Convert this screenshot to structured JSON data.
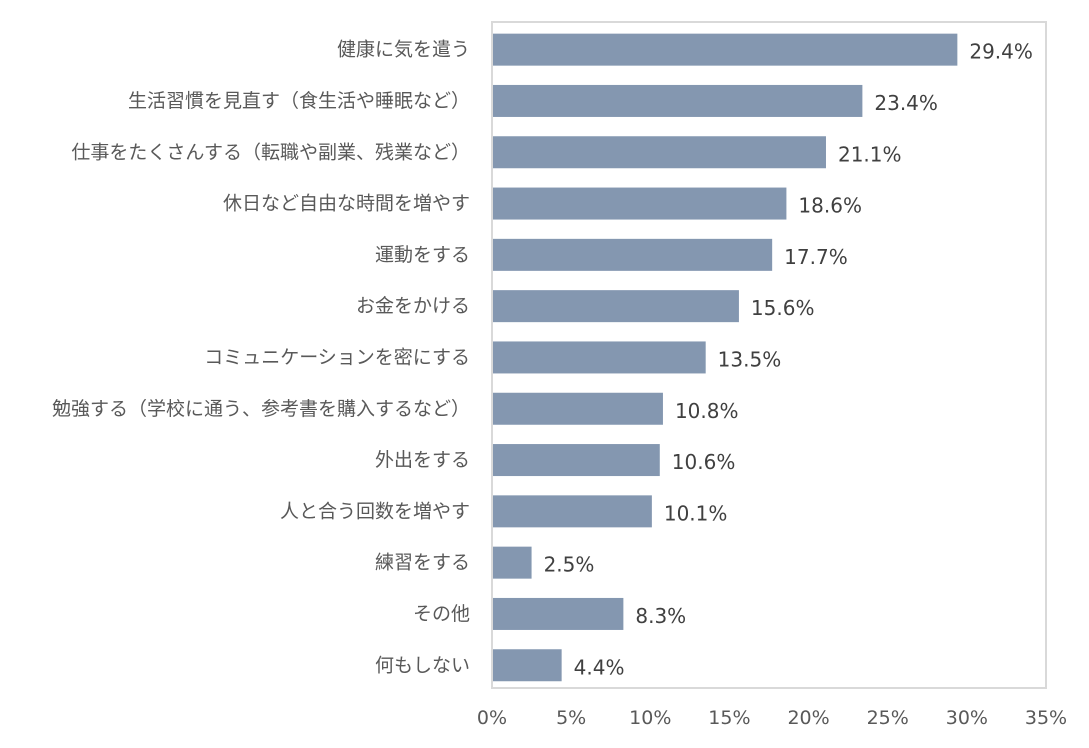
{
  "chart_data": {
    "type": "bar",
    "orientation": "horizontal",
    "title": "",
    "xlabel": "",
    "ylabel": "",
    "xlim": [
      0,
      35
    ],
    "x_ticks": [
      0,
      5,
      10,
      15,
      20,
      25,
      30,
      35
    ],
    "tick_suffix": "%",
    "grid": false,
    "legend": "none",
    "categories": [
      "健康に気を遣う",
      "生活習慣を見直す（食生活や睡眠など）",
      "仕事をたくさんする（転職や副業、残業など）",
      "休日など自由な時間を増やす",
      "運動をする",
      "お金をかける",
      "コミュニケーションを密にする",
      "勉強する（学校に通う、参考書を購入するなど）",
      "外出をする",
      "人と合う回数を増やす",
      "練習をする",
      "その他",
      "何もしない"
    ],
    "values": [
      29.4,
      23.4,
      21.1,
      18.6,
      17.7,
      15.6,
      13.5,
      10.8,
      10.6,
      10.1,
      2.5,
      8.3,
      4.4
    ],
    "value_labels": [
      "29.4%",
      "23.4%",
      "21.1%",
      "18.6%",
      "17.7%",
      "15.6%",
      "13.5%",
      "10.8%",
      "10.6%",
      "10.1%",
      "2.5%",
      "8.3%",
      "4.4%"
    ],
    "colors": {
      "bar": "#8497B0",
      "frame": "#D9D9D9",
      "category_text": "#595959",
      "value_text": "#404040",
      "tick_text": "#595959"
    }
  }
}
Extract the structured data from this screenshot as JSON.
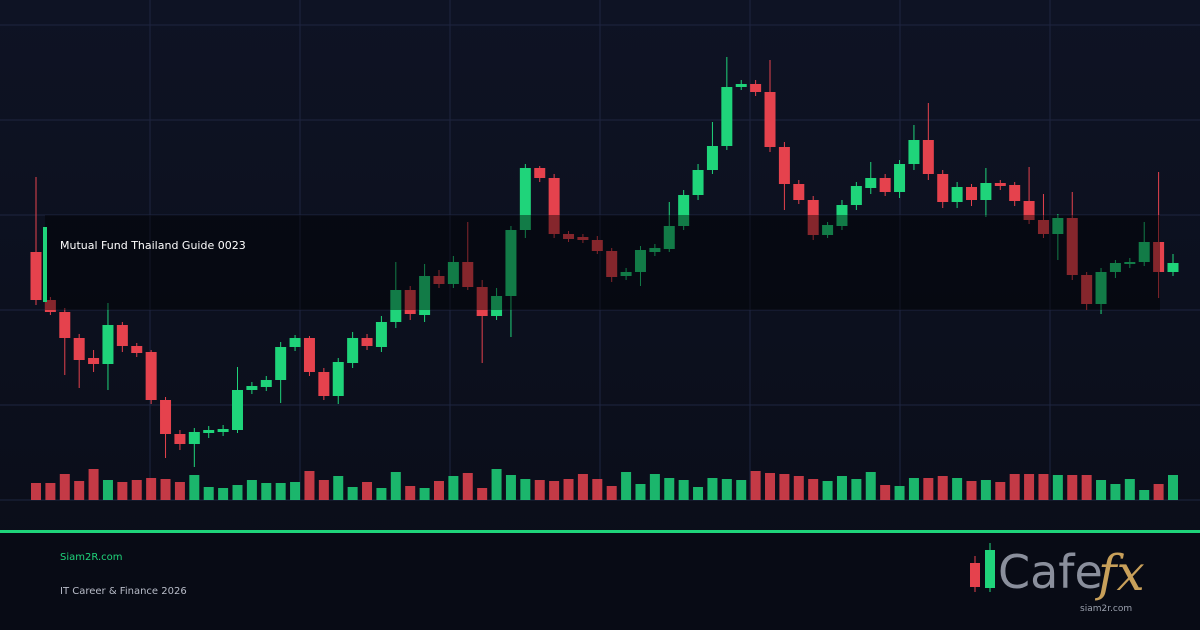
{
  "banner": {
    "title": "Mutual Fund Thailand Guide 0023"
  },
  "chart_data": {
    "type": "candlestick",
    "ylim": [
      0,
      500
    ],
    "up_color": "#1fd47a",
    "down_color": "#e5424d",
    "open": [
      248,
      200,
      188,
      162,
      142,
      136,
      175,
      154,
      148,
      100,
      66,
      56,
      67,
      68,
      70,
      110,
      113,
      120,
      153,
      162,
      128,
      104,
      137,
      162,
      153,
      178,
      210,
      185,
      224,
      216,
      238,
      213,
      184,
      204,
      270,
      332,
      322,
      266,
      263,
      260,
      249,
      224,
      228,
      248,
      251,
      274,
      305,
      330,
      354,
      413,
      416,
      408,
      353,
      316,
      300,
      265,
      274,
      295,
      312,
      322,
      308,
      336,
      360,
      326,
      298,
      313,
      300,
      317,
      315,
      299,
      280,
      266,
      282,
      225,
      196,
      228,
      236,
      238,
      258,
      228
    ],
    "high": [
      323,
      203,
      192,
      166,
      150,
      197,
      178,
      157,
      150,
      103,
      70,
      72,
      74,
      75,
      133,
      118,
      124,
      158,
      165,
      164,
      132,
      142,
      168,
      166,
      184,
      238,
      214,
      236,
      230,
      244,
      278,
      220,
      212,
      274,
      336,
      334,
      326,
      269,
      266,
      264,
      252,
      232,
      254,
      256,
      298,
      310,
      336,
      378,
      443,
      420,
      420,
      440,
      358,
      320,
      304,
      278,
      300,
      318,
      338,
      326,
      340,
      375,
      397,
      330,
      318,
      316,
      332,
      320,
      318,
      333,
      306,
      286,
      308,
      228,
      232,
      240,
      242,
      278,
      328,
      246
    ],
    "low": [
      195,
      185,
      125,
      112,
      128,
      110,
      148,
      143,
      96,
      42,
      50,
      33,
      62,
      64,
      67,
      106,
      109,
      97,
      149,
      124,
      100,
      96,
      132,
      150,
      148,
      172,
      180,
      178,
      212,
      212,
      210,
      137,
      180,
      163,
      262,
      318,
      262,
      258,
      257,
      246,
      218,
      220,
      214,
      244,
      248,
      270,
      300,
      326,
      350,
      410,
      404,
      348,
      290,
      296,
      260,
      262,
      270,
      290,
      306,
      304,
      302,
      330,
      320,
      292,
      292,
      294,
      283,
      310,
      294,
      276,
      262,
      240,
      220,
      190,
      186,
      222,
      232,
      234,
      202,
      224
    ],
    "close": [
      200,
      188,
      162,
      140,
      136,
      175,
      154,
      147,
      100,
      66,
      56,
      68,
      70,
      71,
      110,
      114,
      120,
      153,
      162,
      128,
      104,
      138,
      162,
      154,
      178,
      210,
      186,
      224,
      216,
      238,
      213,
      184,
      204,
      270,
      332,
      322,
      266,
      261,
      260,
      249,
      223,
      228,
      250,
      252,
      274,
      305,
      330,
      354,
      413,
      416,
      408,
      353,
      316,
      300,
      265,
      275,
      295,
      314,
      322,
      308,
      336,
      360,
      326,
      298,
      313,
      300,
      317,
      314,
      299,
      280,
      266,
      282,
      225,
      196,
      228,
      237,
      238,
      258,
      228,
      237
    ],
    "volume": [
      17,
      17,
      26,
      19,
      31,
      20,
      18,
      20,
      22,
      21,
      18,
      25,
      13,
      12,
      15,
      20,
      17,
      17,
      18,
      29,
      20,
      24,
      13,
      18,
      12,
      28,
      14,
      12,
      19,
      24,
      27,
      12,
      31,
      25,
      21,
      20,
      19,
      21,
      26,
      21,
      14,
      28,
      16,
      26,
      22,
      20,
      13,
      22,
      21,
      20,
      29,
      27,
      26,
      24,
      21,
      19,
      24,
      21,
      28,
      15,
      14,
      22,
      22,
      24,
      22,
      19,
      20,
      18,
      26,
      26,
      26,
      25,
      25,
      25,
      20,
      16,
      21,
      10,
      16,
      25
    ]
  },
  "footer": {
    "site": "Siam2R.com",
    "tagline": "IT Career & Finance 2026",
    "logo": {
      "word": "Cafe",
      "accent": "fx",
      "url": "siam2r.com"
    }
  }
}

------------------------------

• **Set problem**
Without the pictures, output the full listing exactly as it stands.

• **Expected answer**
Convert this screenshot to structured JSON data.
{
  "chart_data": {
    "type": "bar",
    "orientation": "horizontal",
    "title": "",
    "xlabel": "",
    "ylabel": "",
    "xlim": [
      0,
      35
    ],
    "x_ticks": [
      0,
      5,
      10,
      15,
      20,
      25,
      30,
      35
    ],
    "tick_suffix": "%",
    "grid": false,
    "legend": "none",
    "categories": [
      "健康に気を遣う",
      "生活習慣を見直す（食生活や睡眠など）",
      "仕事をたくさんする（転職や副業、残業など）",
      "休日など自由な時間を増やす",
      "運動をする",
      "お金をかける",
      "コミュニケーションを密にする",
      "勉強する（学校に通う、参考書を購入するなど）",
      "外出をする",
      "人と合う回数を増やす",
      "練習をする",
      "その他",
      "何もしない"
    ],
    "values": [
      29.4,
      23.4,
      21.1,
      18.6,
      17.7,
      15.6,
      13.5,
      10.8,
      10.6,
      10.1,
      2.5,
      8.3,
      4.4
    ],
    "value_labels": [
      "29.4%",
      "23.4%",
      "21.1%",
      "18.6%",
      "17.7%",
      "15.6%",
      "13.5%",
      "10.8%",
      "10.6%",
      "10.1%",
      "2.5%",
      "8.3%",
      "4.4%"
    ],
    "colors": {
      "bar": "#8497B0",
      "frame": "#D9D9D9",
      "category_text": "#595959",
      "value_text": "#404040",
      "tick_text": "#595959"
    }
  }
}
Extract the structured data from this screenshot as JSON.
{
  "banner": {
    "title": "Mutual Fund Thailand Guide 0023"
  },
  "chart_data": {
    "type": "candlestick",
    "ylim": [
      0,
      500
    ],
    "up_color": "#1fd47a",
    "down_color": "#e5424d",
    "open": [
      248,
      200,
      188,
      162,
      142,
      136,
      175,
      154,
      148,
      100,
      66,
      56,
      67,
      68,
      70,
      110,
      113,
      120,
      153,
      162,
      128,
      104,
      137,
      162,
      153,
      178,
      210,
      185,
      224,
      216,
      238,
      213,
      184,
      204,
      270,
      332,
      322,
      266,
      263,
      260,
      249,
      224,
      228,
      248,
      251,
      274,
      305,
      330,
      354,
      413,
      416,
      408,
      353,
      316,
      300,
      265,
      274,
      295,
      312,
      322,
      308,
      336,
      360,
      326,
      298,
      313,
      300,
      317,
      315,
      299,
      280,
      266,
      282,
      225,
      196,
      228,
      236,
      238,
      258,
      228
    ],
    "high": [
      323,
      203,
      192,
      166,
      150,
      197,
      178,
      157,
      150,
      103,
      70,
      72,
      74,
      75,
      133,
      118,
      124,
      158,
      165,
      164,
      132,
      142,
      168,
      166,
      184,
      238,
      214,
      236,
      230,
      244,
      278,
      220,
      212,
      274,
      336,
      334,
      326,
      269,
      266,
      264,
      252,
      232,
      254,
      256,
      298,
      310,
      336,
      378,
      443,
      420,
      420,
      440,
      358,
      320,
      304,
      278,
      300,
      318,
      338,
      326,
      340,
      375,
      397,
      330,
      318,
      316,
      332,
      320,
      318,
      333,
      306,
      286,
      308,
      228,
      232,
      240,
      242,
      278,
      328,
      246
    ],
    "low": [
      195,
      185,
      125,
      112,
      128,
      110,
      148,
      143,
      96,
      42,
      50,
      33,
      62,
      64,
      67,
      106,
      109,
      97,
      149,
      124,
      100,
      96,
      132,
      150,
      148,
      172,
      180,
      178,
      212,
      212,
      210,
      137,
      180,
      163,
      262,
      318,
      262,
      258,
      257,
      246,
      218,
      220,
      214,
      244,
      248,
      270,
      300,
      326,
      350,
      410,
      404,
      348,
      290,
      296,
      260,
      262,
      270,
      290,
      306,
      304,
      302,
      330,
      320,
      292,
      292,
      294,
      283,
      310,
      294,
      276,
      262,
      240,
      220,
      190,
      186,
      222,
      232,
      234,
      202,
      224
    ],
    "close": [
      200,
      188,
      162,
      140,
      136,
      175,
      154,
      147,
      100,
      66,
      56,
      68,
      70,
      71,
      110,
      114,
      120,
      153,
      162,
      128,
      104,
      138,
      162,
      154,
      178,
      210,
      186,
      224,
      216,
      238,
      213,
      184,
      204,
      270,
      332,
      322,
      266,
      261,
      260,
      249,
      223,
      228,
      250,
      252,
      274,
      305,
      330,
      354,
      413,
      416,
      408,
      353,
      316,
      300,
      265,
      275,
      295,
      314,
      322,
      308,
      336,
      360,
      326,
      298,
      313,
      300,
      317,
      314,
      299,
      280,
      266,
      282,
      225,
      196,
      228,
      237,
      238,
      258,
      228,
      237
    ],
    "volume": [
      17,
      17,
      26,
      19,
      31,
      20,
      18,
      20,
      22,
      21,
      18,
      25,
      13,
      12,
      15,
      20,
      17,
      17,
      18,
      29,
      20,
      24,
      13,
      18,
      12,
      28,
      14,
      12,
      19,
      24,
      27,
      12,
      31,
      25,
      21,
      20,
      19,
      21,
      26,
      21,
      14,
      28,
      16,
      26,
      22,
      20,
      13,
      22,
      21,
      20,
      29,
      27,
      26,
      24,
      21,
      19,
      24,
      21,
      28,
      15,
      14,
      22,
      22,
      24,
      22,
      19,
      20,
      18,
      26,
      26,
      26,
      25,
      25,
      25,
      20,
      16,
      21,
      10,
      16,
      25
    ]
  },
  "footer": {
    "site": "Siam2R.com",
    "tagline": "IT Career & Finance 2026",
    "logo": {
      "word": "Cafe",
      "accent": "fx",
      "url": "siam2r.com"
    }
  }
}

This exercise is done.